*** DATA ***

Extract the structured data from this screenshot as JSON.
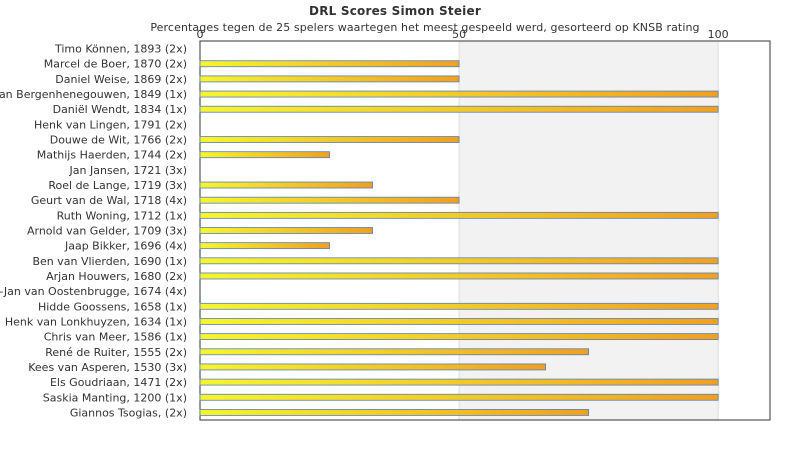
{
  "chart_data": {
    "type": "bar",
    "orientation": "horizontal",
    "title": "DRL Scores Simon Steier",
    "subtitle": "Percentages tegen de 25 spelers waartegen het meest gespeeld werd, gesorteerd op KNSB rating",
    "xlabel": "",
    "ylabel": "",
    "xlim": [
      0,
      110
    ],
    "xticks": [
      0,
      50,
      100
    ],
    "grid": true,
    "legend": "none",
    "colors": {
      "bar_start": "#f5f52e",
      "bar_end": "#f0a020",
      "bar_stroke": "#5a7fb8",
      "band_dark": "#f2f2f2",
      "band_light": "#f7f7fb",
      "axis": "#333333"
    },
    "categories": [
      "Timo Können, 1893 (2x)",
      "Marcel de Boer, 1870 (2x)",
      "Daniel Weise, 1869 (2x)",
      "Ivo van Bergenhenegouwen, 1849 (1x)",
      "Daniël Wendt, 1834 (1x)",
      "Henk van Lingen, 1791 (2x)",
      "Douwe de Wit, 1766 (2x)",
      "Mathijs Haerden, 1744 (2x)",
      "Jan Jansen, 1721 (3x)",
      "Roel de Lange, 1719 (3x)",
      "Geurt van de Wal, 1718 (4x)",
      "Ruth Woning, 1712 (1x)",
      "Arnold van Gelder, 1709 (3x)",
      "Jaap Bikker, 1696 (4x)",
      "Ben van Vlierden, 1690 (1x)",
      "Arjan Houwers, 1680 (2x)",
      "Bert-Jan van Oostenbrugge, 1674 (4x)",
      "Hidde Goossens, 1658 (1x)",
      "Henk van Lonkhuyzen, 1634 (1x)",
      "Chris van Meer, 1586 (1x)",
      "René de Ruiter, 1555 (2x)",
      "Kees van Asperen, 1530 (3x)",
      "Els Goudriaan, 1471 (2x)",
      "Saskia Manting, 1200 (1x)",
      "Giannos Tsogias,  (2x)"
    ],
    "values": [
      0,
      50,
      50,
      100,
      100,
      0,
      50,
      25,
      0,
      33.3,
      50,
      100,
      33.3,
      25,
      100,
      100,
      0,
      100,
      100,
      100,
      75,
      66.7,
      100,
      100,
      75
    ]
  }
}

***
*** DATA ***

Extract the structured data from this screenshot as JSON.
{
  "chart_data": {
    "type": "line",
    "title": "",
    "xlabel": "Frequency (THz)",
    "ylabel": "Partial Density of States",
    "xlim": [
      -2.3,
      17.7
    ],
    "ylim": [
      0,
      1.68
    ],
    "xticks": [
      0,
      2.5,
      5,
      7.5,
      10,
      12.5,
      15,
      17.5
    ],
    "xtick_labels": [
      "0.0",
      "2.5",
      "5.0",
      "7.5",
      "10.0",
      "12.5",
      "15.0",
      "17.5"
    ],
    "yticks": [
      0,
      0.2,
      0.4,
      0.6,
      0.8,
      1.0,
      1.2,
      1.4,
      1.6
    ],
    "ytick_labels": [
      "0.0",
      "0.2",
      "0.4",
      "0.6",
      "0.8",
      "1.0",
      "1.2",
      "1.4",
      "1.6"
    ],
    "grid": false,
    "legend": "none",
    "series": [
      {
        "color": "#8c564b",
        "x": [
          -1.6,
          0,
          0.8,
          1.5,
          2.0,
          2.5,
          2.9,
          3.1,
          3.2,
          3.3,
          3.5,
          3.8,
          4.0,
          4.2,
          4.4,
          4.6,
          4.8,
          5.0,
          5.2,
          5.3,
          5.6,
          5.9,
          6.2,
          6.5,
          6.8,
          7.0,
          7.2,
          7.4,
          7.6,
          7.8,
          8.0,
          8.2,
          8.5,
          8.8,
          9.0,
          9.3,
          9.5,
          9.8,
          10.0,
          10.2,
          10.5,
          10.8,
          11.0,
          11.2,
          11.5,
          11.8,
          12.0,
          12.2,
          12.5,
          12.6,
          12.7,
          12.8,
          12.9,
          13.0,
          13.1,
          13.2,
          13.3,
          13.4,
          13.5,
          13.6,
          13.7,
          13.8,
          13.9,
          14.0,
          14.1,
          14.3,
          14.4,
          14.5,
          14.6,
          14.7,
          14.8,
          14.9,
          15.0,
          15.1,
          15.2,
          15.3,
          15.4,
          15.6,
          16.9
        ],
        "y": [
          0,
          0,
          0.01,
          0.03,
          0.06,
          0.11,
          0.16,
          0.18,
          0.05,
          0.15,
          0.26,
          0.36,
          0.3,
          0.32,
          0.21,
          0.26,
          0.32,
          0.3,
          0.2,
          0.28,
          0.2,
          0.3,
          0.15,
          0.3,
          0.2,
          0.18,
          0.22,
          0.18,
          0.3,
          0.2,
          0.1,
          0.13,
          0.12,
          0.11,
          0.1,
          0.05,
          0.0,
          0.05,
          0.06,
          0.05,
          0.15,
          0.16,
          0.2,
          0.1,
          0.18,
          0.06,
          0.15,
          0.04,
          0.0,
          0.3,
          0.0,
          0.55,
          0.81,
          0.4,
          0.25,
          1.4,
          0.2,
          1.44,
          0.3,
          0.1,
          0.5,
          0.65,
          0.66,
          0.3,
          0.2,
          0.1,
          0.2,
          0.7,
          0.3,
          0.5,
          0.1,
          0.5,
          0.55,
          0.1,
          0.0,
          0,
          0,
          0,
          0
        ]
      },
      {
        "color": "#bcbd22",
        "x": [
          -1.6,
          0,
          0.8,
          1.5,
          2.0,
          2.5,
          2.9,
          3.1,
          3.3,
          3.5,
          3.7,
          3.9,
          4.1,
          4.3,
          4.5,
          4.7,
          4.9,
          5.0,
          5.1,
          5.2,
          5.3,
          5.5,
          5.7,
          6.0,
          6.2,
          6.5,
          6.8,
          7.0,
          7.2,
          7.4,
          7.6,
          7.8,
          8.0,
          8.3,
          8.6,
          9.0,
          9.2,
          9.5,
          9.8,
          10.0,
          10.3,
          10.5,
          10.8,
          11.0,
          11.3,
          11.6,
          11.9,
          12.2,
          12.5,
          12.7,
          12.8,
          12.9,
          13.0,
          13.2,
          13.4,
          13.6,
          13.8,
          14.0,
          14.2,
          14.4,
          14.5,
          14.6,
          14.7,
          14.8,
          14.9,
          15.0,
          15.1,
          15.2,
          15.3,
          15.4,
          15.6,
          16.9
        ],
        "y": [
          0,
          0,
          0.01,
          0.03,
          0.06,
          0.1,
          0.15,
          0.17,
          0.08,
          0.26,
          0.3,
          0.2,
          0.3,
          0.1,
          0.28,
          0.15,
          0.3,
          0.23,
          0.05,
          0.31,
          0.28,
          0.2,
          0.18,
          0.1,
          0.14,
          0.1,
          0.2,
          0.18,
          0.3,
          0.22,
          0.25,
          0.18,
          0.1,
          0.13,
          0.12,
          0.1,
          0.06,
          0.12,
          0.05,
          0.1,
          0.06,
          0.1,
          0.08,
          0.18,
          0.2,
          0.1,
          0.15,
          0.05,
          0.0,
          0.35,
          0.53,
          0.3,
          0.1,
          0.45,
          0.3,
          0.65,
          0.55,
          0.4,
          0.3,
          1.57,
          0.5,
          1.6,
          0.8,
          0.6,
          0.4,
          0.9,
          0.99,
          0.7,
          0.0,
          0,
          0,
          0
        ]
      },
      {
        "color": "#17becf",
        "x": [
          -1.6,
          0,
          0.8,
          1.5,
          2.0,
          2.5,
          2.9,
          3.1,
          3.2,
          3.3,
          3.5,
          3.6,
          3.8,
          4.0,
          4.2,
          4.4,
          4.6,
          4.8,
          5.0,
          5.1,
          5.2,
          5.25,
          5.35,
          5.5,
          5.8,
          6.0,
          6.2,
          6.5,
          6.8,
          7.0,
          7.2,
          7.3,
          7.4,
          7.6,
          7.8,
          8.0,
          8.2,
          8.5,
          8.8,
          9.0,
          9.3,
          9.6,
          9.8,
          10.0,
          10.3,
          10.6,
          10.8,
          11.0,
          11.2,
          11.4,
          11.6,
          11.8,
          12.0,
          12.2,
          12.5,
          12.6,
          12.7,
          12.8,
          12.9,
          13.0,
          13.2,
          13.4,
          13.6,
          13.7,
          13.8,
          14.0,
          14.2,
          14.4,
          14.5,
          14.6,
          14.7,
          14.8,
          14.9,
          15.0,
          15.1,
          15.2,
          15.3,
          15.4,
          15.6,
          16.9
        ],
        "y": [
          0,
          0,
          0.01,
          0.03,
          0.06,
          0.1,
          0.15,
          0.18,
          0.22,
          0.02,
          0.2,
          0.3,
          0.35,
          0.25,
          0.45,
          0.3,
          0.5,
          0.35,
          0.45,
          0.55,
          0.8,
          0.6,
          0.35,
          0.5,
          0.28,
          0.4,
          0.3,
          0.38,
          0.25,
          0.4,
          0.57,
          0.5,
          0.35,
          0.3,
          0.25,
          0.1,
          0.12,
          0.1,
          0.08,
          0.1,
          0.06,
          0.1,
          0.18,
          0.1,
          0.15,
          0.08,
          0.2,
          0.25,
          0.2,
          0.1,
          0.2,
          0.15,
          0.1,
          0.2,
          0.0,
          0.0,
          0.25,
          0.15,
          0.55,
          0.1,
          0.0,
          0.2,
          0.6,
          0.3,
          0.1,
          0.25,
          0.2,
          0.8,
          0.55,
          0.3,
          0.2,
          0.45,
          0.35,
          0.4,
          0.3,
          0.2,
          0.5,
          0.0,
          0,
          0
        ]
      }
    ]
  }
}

***

EXERCISE REQUIREMENTS: Gather up every line in the data above that contains the word "ylabel", copying each one.

OUTPUT FOR THIS TASK:
    "ylabel": "",
    "ylabel": "Partial Density of States",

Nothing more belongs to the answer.